Stored records
━━━
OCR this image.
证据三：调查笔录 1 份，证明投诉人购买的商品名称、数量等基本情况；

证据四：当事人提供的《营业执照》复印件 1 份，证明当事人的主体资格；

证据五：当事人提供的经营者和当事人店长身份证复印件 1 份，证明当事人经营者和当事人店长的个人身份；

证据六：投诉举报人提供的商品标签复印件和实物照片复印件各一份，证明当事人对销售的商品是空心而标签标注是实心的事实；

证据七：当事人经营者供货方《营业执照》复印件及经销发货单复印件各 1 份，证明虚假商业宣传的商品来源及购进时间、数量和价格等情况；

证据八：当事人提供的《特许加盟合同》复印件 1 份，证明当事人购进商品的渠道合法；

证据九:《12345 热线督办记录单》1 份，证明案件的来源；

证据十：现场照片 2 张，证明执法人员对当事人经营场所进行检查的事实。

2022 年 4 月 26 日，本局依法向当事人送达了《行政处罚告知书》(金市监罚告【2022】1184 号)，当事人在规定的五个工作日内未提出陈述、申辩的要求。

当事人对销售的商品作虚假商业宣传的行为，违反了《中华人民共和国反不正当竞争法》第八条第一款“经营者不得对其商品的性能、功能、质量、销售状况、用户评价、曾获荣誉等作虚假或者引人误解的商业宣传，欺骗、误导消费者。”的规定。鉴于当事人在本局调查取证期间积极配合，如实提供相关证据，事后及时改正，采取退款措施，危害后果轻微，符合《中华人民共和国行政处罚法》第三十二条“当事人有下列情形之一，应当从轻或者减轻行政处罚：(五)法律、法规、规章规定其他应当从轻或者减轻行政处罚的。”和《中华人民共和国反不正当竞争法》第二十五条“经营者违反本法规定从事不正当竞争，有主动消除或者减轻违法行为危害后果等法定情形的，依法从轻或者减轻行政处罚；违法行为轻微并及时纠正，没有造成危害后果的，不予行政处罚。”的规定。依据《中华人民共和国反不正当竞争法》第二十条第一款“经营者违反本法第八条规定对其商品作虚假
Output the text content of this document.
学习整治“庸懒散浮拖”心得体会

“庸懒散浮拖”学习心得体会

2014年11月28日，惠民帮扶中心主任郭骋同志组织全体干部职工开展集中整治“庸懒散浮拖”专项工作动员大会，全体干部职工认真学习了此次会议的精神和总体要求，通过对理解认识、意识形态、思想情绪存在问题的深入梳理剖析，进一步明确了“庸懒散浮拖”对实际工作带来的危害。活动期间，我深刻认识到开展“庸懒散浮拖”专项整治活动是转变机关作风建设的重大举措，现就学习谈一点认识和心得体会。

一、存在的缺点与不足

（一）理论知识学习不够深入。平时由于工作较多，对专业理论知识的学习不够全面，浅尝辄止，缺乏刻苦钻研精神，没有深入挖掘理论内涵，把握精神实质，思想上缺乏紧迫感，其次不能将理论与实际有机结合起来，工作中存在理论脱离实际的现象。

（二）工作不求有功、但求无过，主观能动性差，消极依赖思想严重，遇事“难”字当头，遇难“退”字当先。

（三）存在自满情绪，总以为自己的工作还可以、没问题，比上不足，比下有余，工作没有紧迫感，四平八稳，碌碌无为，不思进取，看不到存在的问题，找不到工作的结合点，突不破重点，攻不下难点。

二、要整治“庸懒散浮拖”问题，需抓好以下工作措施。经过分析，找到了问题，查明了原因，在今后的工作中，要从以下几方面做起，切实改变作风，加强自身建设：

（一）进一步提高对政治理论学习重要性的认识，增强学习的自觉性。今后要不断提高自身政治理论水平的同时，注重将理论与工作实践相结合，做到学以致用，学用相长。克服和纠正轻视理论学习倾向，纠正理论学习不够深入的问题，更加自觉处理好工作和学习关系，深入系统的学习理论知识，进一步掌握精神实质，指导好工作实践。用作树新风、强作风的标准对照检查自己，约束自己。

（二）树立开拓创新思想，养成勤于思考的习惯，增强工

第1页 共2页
━━━
Each line from the one with "Output the text content of this document." through the last line of the records must be written out word for word. Include nothing else.

Output the text content of this document.
学习整治“庸懒散浮拖”心得体会

“庸懒散浮拖”学习心得体会

2014年11月28日，惠民帮扶中心主任郭骋同志组织全体干部职工开展集中整治“庸懒散浮拖”专项工作动员大会，全体干部职工认真学习了此次会议的精神和总体要求，通过对理解认识、意识形态、思想情绪存在问题的深入梳理剖析，进一步明确了“庸懒散浮拖”对实际工作带来的危害。活动期间，我深刻认识到开展“庸懒散浮拖”专项整治活动是转变机关作风建设的重大举措，现就学习谈一点认识和心得体会。

一、存在的缺点与不足

（一）理论知识学习不够深入。平时由于工作较多，对专业理论知识的学习不够全面，浅尝辄止，缺乏刻苦钻研精神，没有深入挖掘理论内涵，把握精神实质，思想上缺乏紧迫感，其次不能将理论与实际有机结合起来，工作中存在理论脱离实际的现象。

（二）工作不求有功、但求无过，主观能动性差，消极依赖思想严重，遇事“难”字当头，遇难“退”字当先。

（三）存在自满情绪，总以为自己的工作还可以、没问题，比上不足，比下有余，工作没有紧迫感，四平八稳，碌碌无为，不思进取，看不到存在的问题，找不到工作的结合点，突不破重点，攻不下难点。

二、要整治“庸懒散浮拖”问题，需抓好以下工作措施。经过分析，找到了问题，查明了原因，在今后的工作中，要从以下几方面做起，切实改变作风，加强自身建设：

（一）进一步提高对政治理论学习重要性的认识，增强学习的自觉性。今后要不断提高自身政治理论水平的同时，注重将理论与工作实践相结合，做到学以致用，学用相长。克服和纠正轻视理论学习倾向，纠正理论学习不够深入的问题，更加自觉处理好工作和学习关系，深入系统的学习理论知识，进一步掌握精神实质，指导好工作实践。用作树新风、强作风的标准对照检查自己，约束自己。

（二）树立开拓创新思想，养成勤于思考的习惯，增强工

第1页 共2页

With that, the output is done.